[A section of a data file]
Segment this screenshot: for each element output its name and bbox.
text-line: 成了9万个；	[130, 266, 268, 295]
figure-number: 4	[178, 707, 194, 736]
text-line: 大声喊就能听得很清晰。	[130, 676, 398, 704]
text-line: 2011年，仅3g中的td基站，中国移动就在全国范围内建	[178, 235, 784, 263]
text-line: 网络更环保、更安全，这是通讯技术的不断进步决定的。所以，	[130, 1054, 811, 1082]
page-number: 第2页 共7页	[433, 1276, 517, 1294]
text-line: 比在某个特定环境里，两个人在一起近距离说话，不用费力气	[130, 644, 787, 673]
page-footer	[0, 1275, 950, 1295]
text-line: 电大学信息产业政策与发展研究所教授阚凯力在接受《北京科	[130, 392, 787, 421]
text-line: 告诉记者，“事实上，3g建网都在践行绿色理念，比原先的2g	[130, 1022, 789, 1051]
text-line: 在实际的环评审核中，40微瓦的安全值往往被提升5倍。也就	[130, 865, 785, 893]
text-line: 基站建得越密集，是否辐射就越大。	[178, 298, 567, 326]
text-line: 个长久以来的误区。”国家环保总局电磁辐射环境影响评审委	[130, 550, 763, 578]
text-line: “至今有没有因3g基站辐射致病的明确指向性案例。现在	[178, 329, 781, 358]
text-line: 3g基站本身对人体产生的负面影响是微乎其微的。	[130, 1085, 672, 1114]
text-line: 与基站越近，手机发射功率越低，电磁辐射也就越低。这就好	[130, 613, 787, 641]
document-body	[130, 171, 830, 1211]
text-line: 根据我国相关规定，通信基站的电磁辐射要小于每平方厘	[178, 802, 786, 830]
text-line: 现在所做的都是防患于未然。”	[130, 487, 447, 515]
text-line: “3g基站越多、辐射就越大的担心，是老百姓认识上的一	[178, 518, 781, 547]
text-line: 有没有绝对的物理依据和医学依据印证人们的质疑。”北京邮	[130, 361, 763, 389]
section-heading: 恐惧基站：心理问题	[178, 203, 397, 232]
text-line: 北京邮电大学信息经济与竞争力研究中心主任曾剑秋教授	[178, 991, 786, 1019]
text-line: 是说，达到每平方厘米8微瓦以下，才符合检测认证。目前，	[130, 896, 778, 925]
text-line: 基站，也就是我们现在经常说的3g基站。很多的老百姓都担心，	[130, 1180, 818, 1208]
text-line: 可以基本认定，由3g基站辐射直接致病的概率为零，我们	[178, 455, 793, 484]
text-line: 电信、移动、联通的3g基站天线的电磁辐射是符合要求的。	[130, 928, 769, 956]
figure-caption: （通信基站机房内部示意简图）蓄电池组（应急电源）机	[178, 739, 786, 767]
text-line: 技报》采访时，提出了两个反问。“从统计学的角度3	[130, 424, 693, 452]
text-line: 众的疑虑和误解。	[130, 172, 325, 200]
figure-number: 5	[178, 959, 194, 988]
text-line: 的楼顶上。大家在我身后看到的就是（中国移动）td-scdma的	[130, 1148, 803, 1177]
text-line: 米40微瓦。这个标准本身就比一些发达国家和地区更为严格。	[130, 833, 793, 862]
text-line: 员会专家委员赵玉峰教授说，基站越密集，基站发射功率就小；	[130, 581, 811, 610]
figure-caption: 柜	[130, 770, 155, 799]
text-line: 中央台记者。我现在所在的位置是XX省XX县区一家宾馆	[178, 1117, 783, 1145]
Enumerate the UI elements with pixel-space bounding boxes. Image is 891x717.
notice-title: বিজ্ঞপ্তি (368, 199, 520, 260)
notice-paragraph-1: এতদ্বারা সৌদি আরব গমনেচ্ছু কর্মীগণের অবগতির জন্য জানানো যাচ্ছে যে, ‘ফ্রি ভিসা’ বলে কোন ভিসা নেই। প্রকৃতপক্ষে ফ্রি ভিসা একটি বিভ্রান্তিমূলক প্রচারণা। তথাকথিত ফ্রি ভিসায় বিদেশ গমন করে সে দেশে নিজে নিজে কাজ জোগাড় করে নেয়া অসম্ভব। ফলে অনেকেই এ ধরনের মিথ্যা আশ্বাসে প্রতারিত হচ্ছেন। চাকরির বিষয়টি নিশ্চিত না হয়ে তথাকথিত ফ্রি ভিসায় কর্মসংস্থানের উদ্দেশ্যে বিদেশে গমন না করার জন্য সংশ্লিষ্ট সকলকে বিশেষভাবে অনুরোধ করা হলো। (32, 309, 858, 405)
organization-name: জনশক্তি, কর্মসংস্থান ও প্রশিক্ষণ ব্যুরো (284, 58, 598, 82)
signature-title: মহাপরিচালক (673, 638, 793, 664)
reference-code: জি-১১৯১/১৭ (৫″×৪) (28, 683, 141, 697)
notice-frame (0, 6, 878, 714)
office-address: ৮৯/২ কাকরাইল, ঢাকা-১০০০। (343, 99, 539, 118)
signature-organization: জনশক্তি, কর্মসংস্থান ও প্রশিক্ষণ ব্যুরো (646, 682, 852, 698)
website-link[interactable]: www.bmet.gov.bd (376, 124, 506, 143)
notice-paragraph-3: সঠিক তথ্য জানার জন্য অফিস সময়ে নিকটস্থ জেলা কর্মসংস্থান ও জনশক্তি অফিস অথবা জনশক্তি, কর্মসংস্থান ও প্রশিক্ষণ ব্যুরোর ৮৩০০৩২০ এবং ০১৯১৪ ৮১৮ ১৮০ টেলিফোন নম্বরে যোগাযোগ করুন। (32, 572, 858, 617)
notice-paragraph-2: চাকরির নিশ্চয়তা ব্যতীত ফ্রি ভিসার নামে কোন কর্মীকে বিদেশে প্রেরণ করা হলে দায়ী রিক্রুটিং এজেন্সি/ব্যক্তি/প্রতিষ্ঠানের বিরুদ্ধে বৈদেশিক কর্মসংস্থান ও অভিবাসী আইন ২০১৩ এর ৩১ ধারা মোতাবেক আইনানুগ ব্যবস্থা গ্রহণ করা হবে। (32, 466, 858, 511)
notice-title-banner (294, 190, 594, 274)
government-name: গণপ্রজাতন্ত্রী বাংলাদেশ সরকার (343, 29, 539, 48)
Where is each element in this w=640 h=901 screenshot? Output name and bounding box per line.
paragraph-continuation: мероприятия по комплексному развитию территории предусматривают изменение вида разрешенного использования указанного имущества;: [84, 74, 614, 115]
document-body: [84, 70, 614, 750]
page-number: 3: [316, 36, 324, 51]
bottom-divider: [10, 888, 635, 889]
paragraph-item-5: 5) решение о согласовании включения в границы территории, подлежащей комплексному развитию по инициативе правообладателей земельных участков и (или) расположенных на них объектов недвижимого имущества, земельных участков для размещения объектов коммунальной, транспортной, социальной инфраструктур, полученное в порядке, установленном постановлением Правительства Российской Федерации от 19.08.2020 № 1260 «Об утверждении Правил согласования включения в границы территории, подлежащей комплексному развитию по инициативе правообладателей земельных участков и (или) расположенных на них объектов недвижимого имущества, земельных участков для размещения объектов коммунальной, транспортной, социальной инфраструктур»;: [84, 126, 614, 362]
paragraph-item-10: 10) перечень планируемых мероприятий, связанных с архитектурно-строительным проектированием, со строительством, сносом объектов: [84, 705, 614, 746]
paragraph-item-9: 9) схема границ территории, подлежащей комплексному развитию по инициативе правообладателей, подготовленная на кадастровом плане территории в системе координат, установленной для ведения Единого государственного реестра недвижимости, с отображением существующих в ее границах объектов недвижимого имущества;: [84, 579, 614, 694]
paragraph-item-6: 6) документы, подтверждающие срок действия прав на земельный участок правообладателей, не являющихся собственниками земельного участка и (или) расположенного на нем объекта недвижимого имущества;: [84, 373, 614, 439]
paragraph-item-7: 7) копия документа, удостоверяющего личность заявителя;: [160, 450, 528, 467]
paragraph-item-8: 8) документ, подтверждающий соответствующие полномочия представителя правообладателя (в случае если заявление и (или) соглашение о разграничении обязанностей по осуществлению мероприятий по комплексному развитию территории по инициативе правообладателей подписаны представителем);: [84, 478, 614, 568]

### [The request]
Please reproduce the stretch of the data from its first line through the line containing "1148, 803, 1177]", with both ends included.

### [Problem solution]
Segment this screenshot: for each element output its name and bbox.
text-line: 成了9万个；	[130, 266, 268, 295]
figure-number: 4	[178, 707, 194, 736]
text-line: 大声喊就能听得很清晰。	[130, 676, 398, 704]
text-line: 2011年，仅3g中的td基站，中国移动就在全国范围内建	[178, 235, 784, 263]
text-line: 网络更环保、更安全，这是通讯技术的不断进步决定的。所以，	[130, 1054, 811, 1082]
page-number: 第2页 共7页	[433, 1276, 517, 1294]
text-line: 比在某个特定环境里，两个人在一起近距离说话，不用费力气	[130, 644, 787, 673]
page-footer	[0, 1275, 950, 1295]
text-line: 电大学信息产业政策与发展研究所教授阚凯力在接受《北京科	[130, 392, 787, 421]
text-line: 告诉记者，“事实上，3g建网都在践行绿色理念，比原先的2g	[130, 1022, 789, 1051]
text-line: 在实际的环评审核中，40微瓦的安全值往往被提升5倍。也就	[130, 865, 785, 893]
text-line: 基站建得越密集，是否辐射就越大。	[178, 298, 567, 326]
text-line: 个长久以来的误区。”国家环保总局电磁辐射环境影响评审委	[130, 550, 763, 578]
text-line: “至今有没有因3g基站辐射致病的明确指向性案例。现在	[178, 329, 781, 358]
text-line: 3g基站本身对人体产生的负面影响是微乎其微的。	[130, 1085, 672, 1114]
text-line: 与基站越近，手机发射功率越低，电磁辐射也就越低。这就好	[130, 613, 787, 641]
document-body	[130, 171, 830, 1211]
text-line: 根据我国相关规定，通信基站的电磁辐射要小于每平方厘	[178, 802, 786, 830]
text-line: 现在所做的都是防患于未然。”	[130, 487, 447, 515]
text-line: “3g基站越多、辐射就越大的担心，是老百姓认识上的一	[178, 518, 781, 547]
text-line: 有没有绝对的物理依据和医学依据印证人们的质疑。”北京邮	[130, 361, 763, 389]
section-heading: 恐惧基站：心理问题	[178, 203, 397, 232]
text-line: 北京邮电大学信息经济与竞争力研究中心主任曾剑秋教授	[178, 991, 786, 1019]
text-line: 是说，达到每平方厘米8微瓦以下，才符合检测认证。目前，	[130, 896, 778, 925]
text-line: 基站，也就是我们现在经常说的3g基站。很多的老百姓都担心，	[130, 1180, 818, 1208]
text-line: 可以基本认定，由3g基站辐射直接致病的概率为零，我们	[178, 455, 793, 484]
text-line: 电信、移动、联通的3g基站天线的电磁辐射是符合要求的。	[130, 928, 769, 956]
figure-caption: （通信基站机房内部示意简图）蓄电池组（应急电源）机	[178, 739, 786, 767]
text-line: 技报》采访时，提出了两个反问。“从统计学的角度3	[130, 424, 693, 452]
text-line: 众的疑虑和误解。	[130, 172, 325, 200]
figure-number: 5	[178, 959, 194, 988]
text-line: 的楼顶上。大家在我身后看到的就是（中国移动）td-scdma的	[130, 1148, 803, 1177]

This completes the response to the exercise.